* begin RECORDS SHOWN *

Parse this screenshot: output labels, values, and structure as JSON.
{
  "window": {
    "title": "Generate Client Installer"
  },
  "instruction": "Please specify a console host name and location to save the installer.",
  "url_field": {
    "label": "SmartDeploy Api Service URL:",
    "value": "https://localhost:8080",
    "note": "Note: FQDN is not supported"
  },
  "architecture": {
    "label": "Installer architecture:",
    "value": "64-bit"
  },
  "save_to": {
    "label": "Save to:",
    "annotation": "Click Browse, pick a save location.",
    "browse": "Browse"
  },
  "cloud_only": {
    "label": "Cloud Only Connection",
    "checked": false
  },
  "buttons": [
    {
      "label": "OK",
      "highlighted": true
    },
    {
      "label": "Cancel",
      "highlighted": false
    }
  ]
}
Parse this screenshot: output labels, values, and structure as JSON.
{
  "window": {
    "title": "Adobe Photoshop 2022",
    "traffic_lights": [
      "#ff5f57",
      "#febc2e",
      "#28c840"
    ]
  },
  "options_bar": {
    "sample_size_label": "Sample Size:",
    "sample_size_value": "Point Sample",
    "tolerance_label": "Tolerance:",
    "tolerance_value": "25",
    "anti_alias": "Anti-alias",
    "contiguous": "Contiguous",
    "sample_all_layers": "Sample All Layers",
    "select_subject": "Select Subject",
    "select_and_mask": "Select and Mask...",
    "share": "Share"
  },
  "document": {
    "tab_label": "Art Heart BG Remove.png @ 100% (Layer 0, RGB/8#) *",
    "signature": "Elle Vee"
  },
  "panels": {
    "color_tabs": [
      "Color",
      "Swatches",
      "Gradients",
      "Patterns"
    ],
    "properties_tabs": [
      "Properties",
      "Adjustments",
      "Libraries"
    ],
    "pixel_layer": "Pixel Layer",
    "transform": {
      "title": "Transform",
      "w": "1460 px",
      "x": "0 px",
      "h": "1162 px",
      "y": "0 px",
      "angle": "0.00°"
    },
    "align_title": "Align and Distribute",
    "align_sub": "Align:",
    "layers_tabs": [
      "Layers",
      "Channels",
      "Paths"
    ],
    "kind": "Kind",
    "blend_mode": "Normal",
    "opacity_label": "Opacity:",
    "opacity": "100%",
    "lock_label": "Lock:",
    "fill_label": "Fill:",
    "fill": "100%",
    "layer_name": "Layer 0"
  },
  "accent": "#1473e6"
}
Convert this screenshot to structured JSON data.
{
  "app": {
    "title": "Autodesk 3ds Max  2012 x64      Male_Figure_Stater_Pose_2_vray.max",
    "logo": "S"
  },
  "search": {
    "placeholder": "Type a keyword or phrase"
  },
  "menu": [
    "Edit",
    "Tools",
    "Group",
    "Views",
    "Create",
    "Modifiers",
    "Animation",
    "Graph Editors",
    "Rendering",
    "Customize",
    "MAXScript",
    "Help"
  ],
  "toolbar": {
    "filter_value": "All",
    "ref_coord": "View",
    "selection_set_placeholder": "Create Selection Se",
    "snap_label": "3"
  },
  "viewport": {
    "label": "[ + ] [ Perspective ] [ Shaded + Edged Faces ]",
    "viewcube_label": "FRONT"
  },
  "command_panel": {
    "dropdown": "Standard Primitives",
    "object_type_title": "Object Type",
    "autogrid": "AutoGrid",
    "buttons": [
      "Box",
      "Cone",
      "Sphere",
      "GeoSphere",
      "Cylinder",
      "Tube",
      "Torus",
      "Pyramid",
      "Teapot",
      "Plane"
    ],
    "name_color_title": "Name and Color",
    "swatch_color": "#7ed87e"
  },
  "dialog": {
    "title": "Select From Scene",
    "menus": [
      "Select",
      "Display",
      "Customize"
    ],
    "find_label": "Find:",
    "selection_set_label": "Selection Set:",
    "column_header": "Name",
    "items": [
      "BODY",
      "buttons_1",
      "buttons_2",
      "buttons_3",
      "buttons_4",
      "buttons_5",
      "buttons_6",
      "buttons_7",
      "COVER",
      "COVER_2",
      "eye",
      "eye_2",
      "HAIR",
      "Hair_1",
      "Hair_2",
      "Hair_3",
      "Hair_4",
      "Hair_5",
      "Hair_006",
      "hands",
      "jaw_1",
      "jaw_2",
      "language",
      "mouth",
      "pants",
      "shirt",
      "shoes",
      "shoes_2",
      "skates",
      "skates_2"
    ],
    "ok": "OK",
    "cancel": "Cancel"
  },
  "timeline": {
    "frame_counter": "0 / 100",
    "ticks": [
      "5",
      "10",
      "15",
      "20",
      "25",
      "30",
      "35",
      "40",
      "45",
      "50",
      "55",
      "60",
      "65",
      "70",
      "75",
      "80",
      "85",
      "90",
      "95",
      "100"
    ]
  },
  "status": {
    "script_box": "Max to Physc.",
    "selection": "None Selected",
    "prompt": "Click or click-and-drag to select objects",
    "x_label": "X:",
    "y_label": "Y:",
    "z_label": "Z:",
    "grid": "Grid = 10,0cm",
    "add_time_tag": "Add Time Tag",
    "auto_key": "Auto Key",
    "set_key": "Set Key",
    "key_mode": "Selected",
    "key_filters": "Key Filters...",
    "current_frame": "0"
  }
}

* end RECORDS SHOWN *

--- PROBLEM STATEMENT ---
Each line of the material above needs to be quoted exactly, please.

--- RIGHT ANSWER ---
Parse this screenshot: output labels, values, and structure as JSON.
{
  "window": {
    "title": "Generate Client Installer"
  },
  "instruction": "Please specify a console host name and location to save the installer.",
  "url_field": {
    "label": "SmartDeploy Api Service URL:",
    "value": "https://localhost:8080",
    "note": "Note: FQDN is not supported"
  },
  "architecture": {
    "label": "Installer architecture:",
    "value": "64-bit"
  },
  "save_to": {
    "label": "Save to:",
    "annotation": "Click Browse, pick a save location.",
    "browse": "Browse"
  },
  "cloud_only": {
    "label": "Cloud Only Connection",
    "checked": false
  },
  "buttons": [
    {
      "label": "OK",
      "highlighted": true
    },
    {
      "label": "Cancel",
      "highlighted": false
    }
  ]
}
Parse this screenshot: output labels, values, and structure as JSON.
{
  "window": {
    "title": "Adobe Photoshop 2022",
    "traffic_lights": [
      "#ff5f57",
      "#febc2e",
      "#28c840"
    ]
  },
  "options_bar": {
    "sample_size_label": "Sample Size:",
    "sample_size_value": "Point Sample",
    "tolerance_label": "Tolerance:",
    "tolerance_value": "25",
    "anti_alias": "Anti-alias",
    "contiguous": "Contiguous",
    "sample_all_layers": "Sample All Layers",
    "select_subject": "Select Subject",
    "select_and_mask": "Select and Mask...",
    "share": "Share"
  },
  "document": {
    "tab_label": "Art Heart BG Remove.png @ 100% (Layer 0, RGB/8#) *",
    "signature": "Elle Vee"
  },
  "panels": {
    "color_tabs": [
      "Color",
      "Swatches",
      "Gradients",
      "Patterns"
    ],
    "properties_tabs": [
      "Properties",
      "Adjustments",
      "Libraries"
    ],
    "pixel_layer": "Pixel Layer",
    "transform": {
      "title": "Transform",
      "w": "1460 px",
      "x": "0 px",
      "h": "1162 px",
      "y": "0 px",
      "angle": "0.00°"
    },
    "align_title": "Align and Distribute",
    "align_sub": "Align:",
    "layers_tabs": [
      "Layers",
      "Channels",
      "Paths"
    ],
    "kind": "Kind",
    "blend_mode": "Normal",
    "opacity_label": "Opacity:",
    "opacity": "100%",
    "lock_label": "Lock:",
    "fill_label": "Fill:",
    "fill": "100%",
    "layer_name": "Layer 0"
  },
  "accent": "#1473e6"
}
Convert this screenshot to structured JSON data.
{
  "app": {
    "title": "Autodesk 3ds Max  2012 x64      Male_Figure_Stater_Pose_2_vray.max",
    "logo": "S"
  },
  "search": {
    "placeholder": "Type a keyword or phrase"
  },
  "menu": [
    "Edit",
    "Tools",
    "Group",
    "Views",
    "Create",
    "Modifiers",
    "Animation",
    "Graph Editors",
    "Rendering",
    "Customize",
    "MAXScript",
    "Help"
  ],
  "toolbar": {
    "filter_value": "All",
    "ref_coord": "View",
    "selection_set_placeholder": "Create Selection Se",
    "snap_label": "3"
  },
  "viewport": {
    "label": "[ + ] [ Perspective ] [ Shaded + Edged Faces ]",
    "viewcube_label": "FRONT"
  },
  "command_panel": {
    "dropdown": "Standard Primitives",
    "object_type_title": "Object Type",
    "autogrid": "AutoGrid",
    "buttons": [
      "Box",
      "Cone",
      "Sphere",
      "GeoSphere",
      "Cylinder",
      "Tube",
      "Torus",
      "Pyramid",
      "Teapot",
      "Plane"
    ],
    "name_color_title": "Name and Color",
    "swatch_color": "#7ed87e"
  },
  "dialog": {
    "title": "Select From Scene",
    "menus": [
      "Select",
      "Display",
      "Customize"
    ],
    "find_label": "Find:",
    "selection_set_label": "Selection Set:",
    "column_header": "Name",
    "items": [
      "BODY",
      "buttons_1",
      "buttons_2",
      "buttons_3",
      "buttons_4",
      "buttons_5",
      "buttons_6",
      "buttons_7",
      "COVER",
      "COVER_2",
      "eye",
      "eye_2",
      "HAIR",
      "Hair_1",
      "Hair_2",
      "Hair_3",
      "Hair_4",
      "Hair_5",
      "Hair_006",
      "hands",
      "jaw_1",
      "jaw_2",
      "language",
      "mouth",
      "pants",
      "shirt",
      "shoes",
      "shoes_2",
      "skates",
      "skates_2"
    ],
    "ok": "OK",
    "cancel": "Cancel"
  },
  "timeline": {
    "frame_counter": "0 / 100",
    "ticks": [
      "5",
      "10",
      "15",
      "20",
      "25",
      "30",
      "35",
      "40",
      "45",
      "50",
      "55",
      "60",
      "65",
      "70",
      "75",
      "80",
      "85",
      "90",
      "95",
      "100"
    ]
  },
  "status": {
    "script_box": "Max to Physc.",
    "selection": "None Selected",
    "prompt": "Click or click-and-drag to select objects",
    "x_label": "X:",
    "y_label": "Y:",
    "z_label": "Z:",
    "grid": "Grid = 10,0cm",
    "add_time_tag": "Add Time Tag",
    "auto_key": "Auto Key",
    "set_key": "Set Key",
    "key_mode": "Selected",
    "key_filters": "Key Filters...",
    "current_frame": "0"
  }
}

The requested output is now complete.